§ Problem description
Scan the listing and work out how many lines contain the word "platinum". Nothing but the number should be given.

Begin Available records

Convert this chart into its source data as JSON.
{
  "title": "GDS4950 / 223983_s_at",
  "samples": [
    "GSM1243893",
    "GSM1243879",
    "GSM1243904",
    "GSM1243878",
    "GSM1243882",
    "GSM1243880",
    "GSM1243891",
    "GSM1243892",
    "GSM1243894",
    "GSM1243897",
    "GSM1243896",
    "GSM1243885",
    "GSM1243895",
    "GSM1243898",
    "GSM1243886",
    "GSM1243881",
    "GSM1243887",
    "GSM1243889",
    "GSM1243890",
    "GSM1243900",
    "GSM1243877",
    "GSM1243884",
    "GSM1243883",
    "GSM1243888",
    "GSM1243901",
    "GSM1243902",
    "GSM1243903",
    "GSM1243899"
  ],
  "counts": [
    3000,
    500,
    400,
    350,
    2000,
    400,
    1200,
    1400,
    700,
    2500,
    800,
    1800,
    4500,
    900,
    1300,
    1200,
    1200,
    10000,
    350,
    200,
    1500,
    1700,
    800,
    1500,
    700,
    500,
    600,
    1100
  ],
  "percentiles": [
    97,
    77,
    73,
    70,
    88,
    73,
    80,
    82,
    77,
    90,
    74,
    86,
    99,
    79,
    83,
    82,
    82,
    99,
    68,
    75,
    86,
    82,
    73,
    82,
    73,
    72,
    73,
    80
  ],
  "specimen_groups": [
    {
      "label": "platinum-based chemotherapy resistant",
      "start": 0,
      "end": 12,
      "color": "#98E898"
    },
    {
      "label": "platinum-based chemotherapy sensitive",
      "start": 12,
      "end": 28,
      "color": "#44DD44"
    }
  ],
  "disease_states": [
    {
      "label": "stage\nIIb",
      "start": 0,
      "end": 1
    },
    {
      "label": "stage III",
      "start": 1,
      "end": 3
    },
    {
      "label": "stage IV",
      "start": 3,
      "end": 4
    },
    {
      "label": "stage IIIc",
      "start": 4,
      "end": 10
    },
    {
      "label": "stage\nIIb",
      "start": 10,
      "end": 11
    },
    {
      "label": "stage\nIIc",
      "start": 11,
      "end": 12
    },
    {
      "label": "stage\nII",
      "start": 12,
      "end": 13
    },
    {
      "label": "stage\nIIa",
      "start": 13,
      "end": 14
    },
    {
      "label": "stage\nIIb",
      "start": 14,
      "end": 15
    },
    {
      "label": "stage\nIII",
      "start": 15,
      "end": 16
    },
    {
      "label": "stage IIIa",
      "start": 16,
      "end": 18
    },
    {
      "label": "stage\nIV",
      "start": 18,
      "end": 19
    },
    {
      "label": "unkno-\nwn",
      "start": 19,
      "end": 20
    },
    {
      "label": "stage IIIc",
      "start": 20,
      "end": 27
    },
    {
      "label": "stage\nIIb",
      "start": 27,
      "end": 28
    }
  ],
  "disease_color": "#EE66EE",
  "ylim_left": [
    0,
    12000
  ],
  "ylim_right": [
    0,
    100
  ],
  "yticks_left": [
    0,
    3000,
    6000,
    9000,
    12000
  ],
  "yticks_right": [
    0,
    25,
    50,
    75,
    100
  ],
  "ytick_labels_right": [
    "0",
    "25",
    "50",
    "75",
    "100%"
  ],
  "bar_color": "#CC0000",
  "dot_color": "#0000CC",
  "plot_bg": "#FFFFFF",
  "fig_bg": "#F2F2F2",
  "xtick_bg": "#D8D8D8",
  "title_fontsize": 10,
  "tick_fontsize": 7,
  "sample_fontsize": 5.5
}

End Available records

§ Response below
2